#### SOURCE DATA:
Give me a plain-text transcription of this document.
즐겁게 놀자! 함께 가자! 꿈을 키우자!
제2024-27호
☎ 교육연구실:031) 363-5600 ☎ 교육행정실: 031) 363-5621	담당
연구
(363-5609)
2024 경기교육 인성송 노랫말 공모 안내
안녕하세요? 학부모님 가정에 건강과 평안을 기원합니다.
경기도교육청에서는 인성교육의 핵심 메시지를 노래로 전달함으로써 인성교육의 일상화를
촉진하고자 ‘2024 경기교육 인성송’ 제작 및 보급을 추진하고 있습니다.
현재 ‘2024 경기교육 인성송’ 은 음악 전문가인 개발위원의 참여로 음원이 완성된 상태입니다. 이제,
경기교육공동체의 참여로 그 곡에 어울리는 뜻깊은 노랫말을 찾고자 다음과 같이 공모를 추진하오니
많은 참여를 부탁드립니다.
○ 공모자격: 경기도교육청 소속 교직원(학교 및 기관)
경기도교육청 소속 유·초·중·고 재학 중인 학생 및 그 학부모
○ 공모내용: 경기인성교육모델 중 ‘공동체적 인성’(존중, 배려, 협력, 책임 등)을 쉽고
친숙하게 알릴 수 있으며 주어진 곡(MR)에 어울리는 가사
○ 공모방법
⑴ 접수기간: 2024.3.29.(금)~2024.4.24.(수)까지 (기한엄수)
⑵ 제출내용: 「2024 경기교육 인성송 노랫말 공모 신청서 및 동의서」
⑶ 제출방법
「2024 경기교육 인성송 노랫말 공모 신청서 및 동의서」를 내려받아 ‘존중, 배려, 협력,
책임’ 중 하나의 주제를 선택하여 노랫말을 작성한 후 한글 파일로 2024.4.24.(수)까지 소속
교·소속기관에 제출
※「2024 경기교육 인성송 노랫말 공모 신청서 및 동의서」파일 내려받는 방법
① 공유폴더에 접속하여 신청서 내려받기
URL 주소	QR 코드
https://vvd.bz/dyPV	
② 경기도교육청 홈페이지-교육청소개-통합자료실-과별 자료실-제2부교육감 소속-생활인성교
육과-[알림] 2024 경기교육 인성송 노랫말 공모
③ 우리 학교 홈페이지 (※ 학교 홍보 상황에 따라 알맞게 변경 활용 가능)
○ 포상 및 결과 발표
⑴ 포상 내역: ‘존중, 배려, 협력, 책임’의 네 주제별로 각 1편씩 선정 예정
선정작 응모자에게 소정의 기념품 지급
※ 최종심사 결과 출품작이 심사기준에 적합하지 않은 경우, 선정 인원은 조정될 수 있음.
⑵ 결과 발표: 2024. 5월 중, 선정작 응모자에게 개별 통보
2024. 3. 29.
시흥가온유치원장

#### GIVEN PROBLEM:
Set down the listing in full, keeping every word exactly as it is.

#### RESULT BELOW:
Give me a plain-text transcription of this document.
즐겁게 놀자! 함께 가자! 꿈을 키우자!
제2024-27호
☎ 교육연구실:031) 363-5600 ☎ 교육행정실: 031) 363-5621	담당
연구
(363-5609)
2024 경기교육 인성송 노랫말 공모 안내
안녕하세요? 학부모님 가정에 건강과 평안을 기원합니다.
경기도교육청에서는 인성교육의 핵심 메시지를 노래로 전달함으로써 인성교육의 일상화를
촉진하고자 ‘2024 경기교육 인성송’ 제작 및 보급을 추진하고 있습니다.
현재 ‘2024 경기교육 인성송’ 은 음악 전문가인 개발위원의 참여로 음원이 완성된 상태입니다. 이제,
경기교육공동체의 참여로 그 곡에 어울리는 뜻깊은 노랫말을 찾고자 다음과 같이 공모를 추진하오니
많은 참여를 부탁드립니다.
○ 공모자격: 경기도교육청 소속 교직원(학교 및 기관)
경기도교육청 소속 유·초·중·고 재학 중인 학생 및 그 학부모
○ 공모내용: 경기인성교육모델 중 ‘공동체적 인성’(존중, 배려, 협력, 책임 등)을 쉽고
친숙하게 알릴 수 있으며 주어진 곡(MR)에 어울리는 가사
○ 공모방법
⑴ 접수기간: 2024.3.29.(금)~2024.4.24.(수)까지 (기한엄수)
⑵ 제출내용: 「2024 경기교육 인성송 노랫말 공모 신청서 및 동의서」
⑶ 제출방법
「2024 경기교육 인성송 노랫말 공모 신청서 및 동의서」를 내려받아 ‘존중, 배려, 협력,
책임’ 중 하나의 주제를 선택하여 노랫말을 작성한 후 한글 파일로 2024.4.24.(수)까지 소속
교·소속기관에 제출
※「2024 경기교육 인성송 노랫말 공모 신청서 및 동의서」파일 내려받는 방법
① 공유폴더에 접속하여 신청서 내려받기
URL 주소	QR 코드
https://vvd.bz/dyPV	
② 경기도교육청 홈페이지-교육청소개-통합자료실-과별 자료실-제2부교육감 소속-생활인성교
육과-[알림] 2024 경기교육 인성송 노랫말 공모
③ 우리 학교 홈페이지 (※ 학교 홍보 상황에 따라 알맞게 변경 활용 가능)
○ 포상 및 결과 발표
⑴ 포상 내역: ‘존중, 배려, 협력, 책임’의 네 주제별로 각 1편씩 선정 예정
선정작 응모자에게 소정의 기념품 지급
※ 최종심사 결과 출품작이 심사기준에 적합하지 않은 경우, 선정 인원은 조정될 수 있음.
⑵ 결과 발표: 2024. 5월 중, 선정작 응모자에게 개별 통보
2024. 3. 29.
시흥가온유치원장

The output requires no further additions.